▶ Exercise prompt: All lines featuring the string "Energy" are to be listed.

▶ Data shown:
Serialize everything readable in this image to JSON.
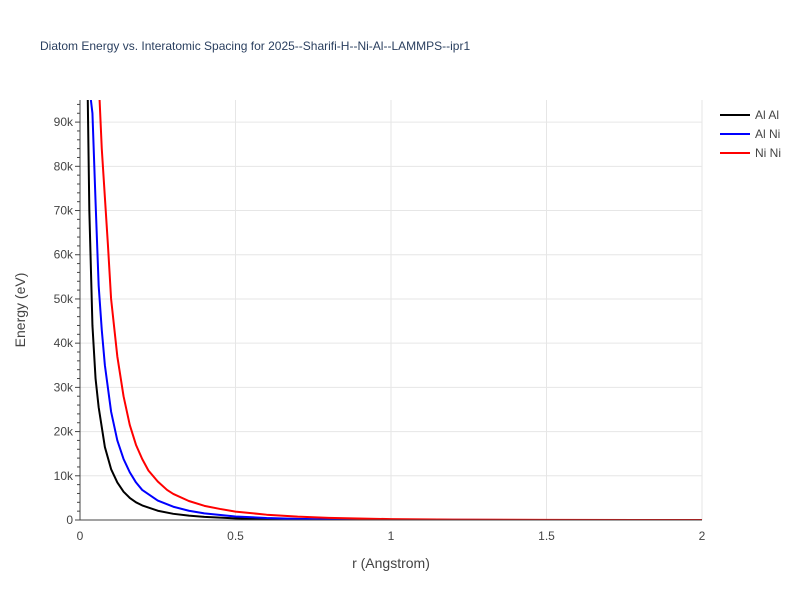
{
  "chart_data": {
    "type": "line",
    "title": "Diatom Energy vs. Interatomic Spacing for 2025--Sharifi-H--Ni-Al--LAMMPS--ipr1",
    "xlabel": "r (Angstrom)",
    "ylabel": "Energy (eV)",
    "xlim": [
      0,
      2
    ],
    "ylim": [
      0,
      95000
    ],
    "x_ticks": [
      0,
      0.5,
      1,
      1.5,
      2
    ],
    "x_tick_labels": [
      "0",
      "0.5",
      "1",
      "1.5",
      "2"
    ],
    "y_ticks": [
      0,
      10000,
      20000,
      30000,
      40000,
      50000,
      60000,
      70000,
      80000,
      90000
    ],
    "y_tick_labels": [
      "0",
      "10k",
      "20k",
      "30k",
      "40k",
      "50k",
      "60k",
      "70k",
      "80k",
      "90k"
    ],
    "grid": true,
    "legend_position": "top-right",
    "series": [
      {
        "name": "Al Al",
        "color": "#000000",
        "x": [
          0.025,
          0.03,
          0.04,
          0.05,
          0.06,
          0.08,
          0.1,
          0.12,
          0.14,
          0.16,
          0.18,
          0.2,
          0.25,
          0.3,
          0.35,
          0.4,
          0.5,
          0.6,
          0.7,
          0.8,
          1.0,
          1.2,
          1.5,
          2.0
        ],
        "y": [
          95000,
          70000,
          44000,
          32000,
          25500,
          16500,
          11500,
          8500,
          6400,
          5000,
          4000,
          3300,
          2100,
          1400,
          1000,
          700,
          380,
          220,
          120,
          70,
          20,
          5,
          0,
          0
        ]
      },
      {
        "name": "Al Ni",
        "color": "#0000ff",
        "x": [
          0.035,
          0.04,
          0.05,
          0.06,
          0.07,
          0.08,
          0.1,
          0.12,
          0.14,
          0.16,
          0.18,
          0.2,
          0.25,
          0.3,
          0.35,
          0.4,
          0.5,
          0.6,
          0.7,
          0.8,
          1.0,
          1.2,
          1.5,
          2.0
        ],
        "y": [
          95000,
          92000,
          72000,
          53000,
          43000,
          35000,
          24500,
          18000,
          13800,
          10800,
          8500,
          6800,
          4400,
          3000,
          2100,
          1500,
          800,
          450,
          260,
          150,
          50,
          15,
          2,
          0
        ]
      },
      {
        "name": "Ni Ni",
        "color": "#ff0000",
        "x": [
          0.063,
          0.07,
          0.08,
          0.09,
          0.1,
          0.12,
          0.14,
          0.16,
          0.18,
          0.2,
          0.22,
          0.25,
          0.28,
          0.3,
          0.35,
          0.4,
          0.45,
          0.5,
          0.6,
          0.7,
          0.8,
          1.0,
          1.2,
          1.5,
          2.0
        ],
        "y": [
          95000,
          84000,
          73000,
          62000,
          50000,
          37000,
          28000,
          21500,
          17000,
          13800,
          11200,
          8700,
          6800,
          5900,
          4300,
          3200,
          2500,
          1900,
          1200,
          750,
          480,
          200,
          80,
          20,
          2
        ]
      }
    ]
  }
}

▶ Output for this exercise:
    "title": "Diatom Energy vs. Interatomic Spacing for 2025--Sharifi-H--Ni-Al--LAMMPS--ipr1",
    "ylabel": "Energy (eV)",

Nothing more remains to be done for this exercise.